Write out each line from the data below that includes the word "Tijd".

___ Exercise material

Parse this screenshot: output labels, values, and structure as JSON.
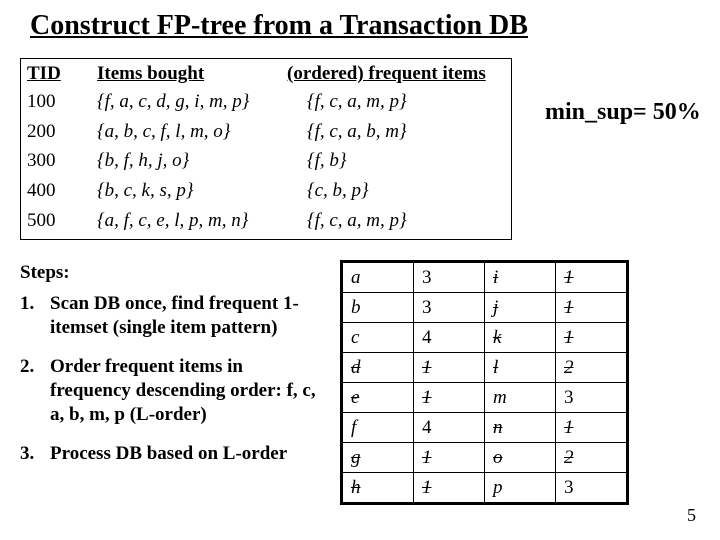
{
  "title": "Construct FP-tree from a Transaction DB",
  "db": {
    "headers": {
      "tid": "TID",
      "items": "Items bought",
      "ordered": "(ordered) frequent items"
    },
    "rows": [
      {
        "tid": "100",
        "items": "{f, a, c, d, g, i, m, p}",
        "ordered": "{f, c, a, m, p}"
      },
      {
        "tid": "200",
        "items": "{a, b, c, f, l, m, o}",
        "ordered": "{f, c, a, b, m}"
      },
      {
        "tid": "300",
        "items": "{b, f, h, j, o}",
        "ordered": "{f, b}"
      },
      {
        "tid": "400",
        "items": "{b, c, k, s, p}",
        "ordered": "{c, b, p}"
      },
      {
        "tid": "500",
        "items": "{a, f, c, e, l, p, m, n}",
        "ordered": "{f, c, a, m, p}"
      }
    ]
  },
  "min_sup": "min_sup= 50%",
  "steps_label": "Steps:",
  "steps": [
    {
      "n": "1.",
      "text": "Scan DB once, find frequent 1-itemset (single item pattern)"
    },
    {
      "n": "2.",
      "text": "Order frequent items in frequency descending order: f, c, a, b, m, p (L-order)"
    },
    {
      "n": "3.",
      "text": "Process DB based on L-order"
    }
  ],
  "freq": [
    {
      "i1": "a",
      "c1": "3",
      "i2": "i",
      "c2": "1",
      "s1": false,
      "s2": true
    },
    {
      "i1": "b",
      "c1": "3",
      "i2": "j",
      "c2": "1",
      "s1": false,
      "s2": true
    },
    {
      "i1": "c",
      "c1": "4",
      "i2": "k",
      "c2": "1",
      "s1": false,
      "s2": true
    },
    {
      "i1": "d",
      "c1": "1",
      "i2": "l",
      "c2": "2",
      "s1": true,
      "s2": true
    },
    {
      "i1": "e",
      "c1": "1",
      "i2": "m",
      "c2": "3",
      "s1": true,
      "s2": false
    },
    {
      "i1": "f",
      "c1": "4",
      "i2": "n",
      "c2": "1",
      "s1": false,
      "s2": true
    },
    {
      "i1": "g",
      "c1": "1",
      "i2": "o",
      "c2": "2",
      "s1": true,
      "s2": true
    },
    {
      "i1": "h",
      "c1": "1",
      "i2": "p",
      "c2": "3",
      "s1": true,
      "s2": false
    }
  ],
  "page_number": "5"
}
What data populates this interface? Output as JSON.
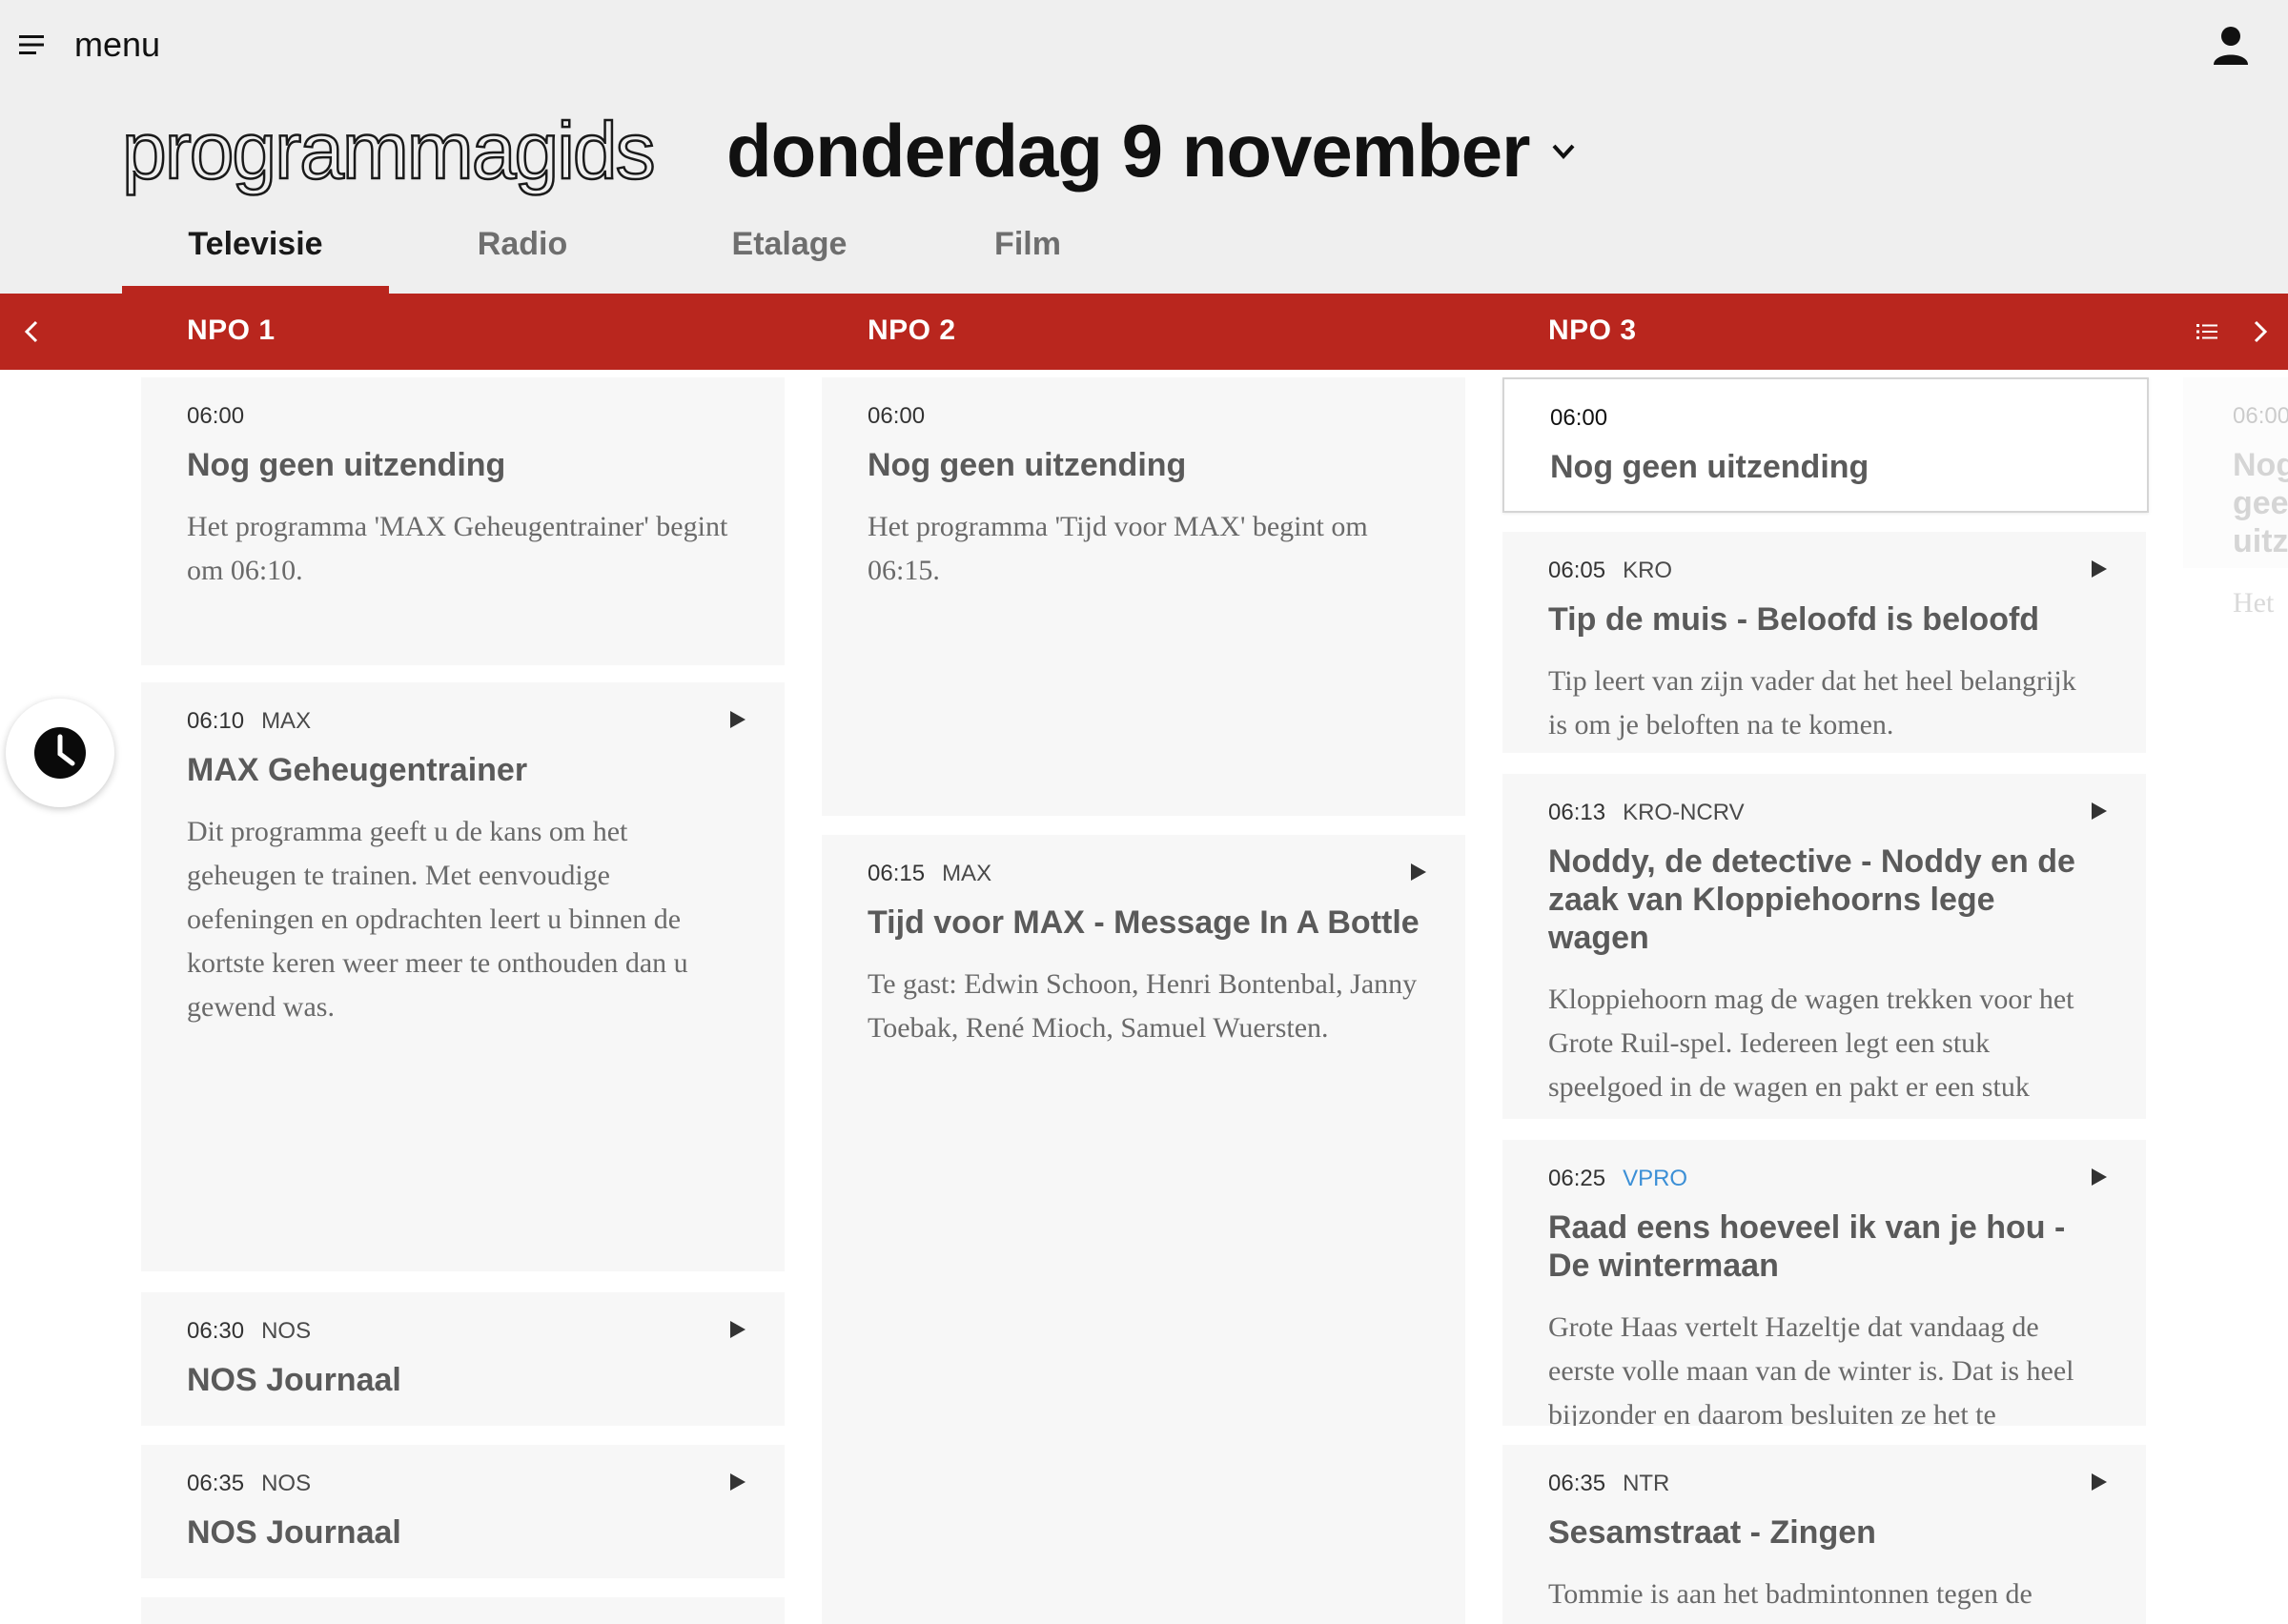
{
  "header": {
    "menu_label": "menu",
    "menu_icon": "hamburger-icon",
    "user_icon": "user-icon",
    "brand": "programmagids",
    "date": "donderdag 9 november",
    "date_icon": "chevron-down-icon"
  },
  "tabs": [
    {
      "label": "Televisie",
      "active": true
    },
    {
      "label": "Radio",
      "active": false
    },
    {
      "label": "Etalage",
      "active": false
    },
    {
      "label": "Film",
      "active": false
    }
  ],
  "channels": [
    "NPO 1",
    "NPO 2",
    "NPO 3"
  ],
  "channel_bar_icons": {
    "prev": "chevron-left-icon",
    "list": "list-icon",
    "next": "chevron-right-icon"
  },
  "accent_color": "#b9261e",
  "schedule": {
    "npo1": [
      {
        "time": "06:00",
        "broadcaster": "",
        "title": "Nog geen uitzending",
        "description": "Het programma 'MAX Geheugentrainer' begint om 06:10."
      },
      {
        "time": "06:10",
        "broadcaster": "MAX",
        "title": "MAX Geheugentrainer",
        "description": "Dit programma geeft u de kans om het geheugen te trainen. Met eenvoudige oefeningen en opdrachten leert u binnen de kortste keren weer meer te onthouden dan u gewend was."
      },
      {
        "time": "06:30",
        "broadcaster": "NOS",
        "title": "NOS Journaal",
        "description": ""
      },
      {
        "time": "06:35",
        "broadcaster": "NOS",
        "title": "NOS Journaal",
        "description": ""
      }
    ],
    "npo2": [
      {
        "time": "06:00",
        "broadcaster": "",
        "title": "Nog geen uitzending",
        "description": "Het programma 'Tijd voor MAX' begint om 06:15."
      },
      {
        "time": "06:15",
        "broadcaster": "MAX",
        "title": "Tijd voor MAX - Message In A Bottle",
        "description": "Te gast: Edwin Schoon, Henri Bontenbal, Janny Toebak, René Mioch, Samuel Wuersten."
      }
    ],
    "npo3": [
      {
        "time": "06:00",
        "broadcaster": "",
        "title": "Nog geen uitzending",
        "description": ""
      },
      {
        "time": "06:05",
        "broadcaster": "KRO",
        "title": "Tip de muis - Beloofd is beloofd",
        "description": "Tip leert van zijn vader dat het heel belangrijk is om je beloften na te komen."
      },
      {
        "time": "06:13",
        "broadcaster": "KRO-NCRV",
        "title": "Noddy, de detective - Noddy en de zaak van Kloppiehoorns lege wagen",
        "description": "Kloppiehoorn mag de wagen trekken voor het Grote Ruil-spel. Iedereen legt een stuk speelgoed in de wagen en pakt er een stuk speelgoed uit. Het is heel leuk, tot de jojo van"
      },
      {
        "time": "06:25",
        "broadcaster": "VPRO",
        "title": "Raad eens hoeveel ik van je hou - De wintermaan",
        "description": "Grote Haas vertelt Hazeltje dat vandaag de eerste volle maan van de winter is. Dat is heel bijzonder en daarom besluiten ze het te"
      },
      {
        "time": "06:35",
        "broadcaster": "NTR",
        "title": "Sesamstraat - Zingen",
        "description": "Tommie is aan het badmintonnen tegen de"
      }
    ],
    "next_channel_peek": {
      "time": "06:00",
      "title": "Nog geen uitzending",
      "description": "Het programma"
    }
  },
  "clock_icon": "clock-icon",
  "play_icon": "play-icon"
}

______
___ Exercise material

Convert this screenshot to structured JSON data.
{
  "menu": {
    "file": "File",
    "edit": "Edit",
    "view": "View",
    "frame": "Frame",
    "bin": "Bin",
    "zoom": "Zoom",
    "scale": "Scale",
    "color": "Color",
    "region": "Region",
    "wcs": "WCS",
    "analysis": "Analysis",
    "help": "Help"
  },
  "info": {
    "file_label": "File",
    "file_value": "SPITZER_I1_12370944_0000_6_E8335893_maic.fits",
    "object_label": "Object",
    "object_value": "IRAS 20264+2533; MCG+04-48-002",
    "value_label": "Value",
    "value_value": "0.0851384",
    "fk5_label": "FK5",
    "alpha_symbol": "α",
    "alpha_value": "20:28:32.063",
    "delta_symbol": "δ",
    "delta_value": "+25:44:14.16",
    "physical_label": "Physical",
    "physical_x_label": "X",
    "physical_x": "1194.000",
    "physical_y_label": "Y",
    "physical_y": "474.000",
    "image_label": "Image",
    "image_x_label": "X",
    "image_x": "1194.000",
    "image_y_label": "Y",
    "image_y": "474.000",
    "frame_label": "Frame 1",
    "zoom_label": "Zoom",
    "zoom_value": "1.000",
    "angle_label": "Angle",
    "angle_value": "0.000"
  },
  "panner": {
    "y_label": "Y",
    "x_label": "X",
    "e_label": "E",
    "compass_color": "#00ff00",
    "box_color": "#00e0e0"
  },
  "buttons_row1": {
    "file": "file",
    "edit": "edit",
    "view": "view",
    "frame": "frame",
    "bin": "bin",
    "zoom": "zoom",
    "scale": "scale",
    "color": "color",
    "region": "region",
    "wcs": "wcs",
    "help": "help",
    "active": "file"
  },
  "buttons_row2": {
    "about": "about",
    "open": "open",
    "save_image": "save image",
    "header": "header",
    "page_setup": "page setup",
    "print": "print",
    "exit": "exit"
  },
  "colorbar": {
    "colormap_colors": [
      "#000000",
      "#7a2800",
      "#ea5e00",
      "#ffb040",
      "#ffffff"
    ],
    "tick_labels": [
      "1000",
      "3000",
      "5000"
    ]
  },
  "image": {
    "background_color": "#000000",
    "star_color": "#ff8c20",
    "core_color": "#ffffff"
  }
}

______
___ Exercise material

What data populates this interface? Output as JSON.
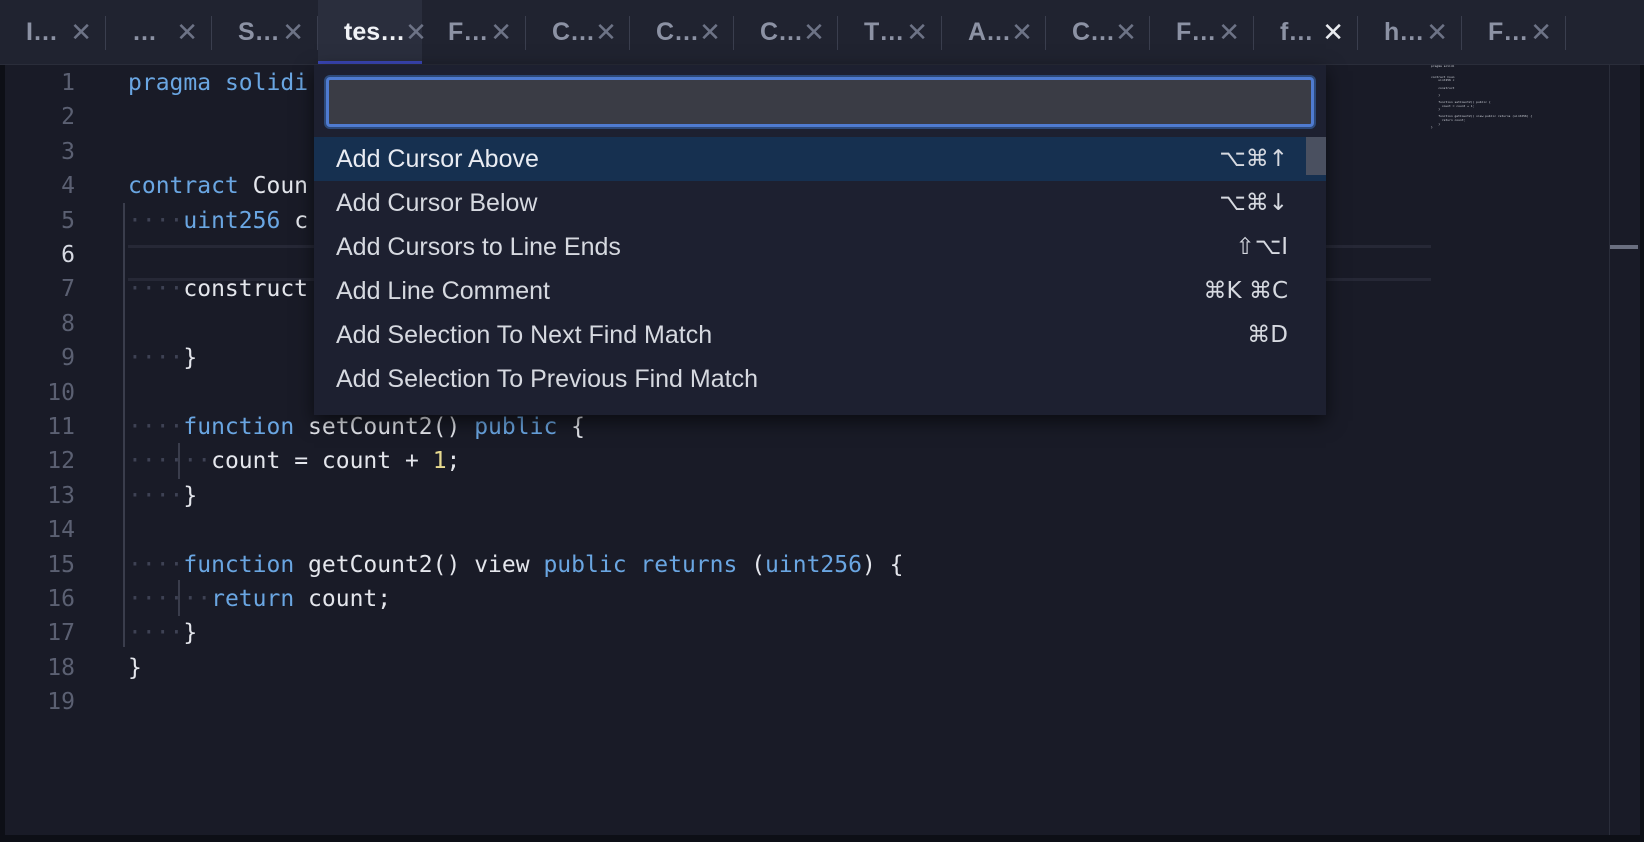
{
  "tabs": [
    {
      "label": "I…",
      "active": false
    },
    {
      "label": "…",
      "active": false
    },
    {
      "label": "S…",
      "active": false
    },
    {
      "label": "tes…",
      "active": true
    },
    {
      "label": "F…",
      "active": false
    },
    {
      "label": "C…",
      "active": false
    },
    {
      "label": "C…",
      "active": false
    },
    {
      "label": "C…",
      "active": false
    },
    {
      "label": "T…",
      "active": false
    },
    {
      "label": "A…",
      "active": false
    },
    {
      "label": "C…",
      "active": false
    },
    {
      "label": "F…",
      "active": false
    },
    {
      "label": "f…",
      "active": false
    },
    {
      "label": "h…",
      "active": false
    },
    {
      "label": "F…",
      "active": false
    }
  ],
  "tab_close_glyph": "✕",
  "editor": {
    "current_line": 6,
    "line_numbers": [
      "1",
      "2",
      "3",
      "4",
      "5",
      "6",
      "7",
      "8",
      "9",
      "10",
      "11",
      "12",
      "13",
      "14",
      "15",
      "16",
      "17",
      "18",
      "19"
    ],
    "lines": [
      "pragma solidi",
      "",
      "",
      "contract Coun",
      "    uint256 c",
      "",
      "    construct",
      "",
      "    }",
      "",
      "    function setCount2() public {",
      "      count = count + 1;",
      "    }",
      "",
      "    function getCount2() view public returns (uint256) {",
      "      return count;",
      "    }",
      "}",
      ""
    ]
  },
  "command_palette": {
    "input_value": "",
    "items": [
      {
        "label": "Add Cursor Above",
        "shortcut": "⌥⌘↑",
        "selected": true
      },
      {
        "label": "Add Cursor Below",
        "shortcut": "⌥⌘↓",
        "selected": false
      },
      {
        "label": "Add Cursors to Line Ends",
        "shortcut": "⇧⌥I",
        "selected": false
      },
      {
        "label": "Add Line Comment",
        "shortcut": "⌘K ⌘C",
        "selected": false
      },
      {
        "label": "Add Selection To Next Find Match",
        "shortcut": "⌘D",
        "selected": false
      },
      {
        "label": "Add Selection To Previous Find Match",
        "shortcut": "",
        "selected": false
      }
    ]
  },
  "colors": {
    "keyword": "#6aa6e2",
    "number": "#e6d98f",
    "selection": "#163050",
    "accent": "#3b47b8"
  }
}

______

→ **Response to this exercise**
        "description": "Het programma 'Tijd voor MAX' begint om 06:15."
        "title": "Tijd voor MAX - Message In A Bottle",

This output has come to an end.